- **What you should do**:
Which lines in the records below contain the word "环保美观"? Copy each one out.

- **Data lines**:
····················

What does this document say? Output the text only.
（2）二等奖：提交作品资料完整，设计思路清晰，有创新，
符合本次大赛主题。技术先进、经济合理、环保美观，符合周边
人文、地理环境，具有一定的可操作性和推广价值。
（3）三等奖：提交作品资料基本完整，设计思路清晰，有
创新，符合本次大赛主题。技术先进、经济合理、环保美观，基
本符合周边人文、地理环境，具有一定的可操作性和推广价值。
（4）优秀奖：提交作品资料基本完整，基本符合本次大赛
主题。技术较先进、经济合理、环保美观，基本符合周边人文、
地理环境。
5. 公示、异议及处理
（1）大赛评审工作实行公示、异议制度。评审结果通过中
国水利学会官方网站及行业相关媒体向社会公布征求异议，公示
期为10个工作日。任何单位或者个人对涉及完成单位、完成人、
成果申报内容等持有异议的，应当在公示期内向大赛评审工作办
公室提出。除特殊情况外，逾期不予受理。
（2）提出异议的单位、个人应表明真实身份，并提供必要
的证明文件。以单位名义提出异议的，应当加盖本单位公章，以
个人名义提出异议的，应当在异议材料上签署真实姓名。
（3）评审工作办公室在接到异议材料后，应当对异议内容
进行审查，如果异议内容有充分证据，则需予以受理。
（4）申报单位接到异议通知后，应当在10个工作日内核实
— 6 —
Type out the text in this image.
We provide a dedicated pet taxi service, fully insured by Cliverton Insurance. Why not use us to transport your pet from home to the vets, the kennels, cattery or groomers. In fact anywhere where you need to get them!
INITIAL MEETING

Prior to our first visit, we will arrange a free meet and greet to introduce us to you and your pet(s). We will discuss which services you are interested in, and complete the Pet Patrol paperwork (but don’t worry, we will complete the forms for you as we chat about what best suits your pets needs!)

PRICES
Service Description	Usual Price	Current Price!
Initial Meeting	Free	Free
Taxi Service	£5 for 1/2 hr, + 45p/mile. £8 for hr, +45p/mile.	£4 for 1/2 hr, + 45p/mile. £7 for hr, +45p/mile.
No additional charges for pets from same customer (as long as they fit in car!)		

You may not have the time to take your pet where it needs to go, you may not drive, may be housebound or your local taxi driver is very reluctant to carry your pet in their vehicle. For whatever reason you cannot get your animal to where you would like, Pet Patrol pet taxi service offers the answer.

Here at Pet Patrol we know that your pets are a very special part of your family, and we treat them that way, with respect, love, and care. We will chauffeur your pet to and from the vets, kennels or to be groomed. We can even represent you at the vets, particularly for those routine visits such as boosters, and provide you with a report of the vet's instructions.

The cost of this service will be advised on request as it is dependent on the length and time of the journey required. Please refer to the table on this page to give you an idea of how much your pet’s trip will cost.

····················

- **Written solution**:
符合本次大赛主题。技术先进、经济合理、环保美观，符合周边
创新，符合本次大赛主题。技术先进、经济合理、环保美观，基
主题。技术较先进、经济合理、环保美观，基本符合周边人文、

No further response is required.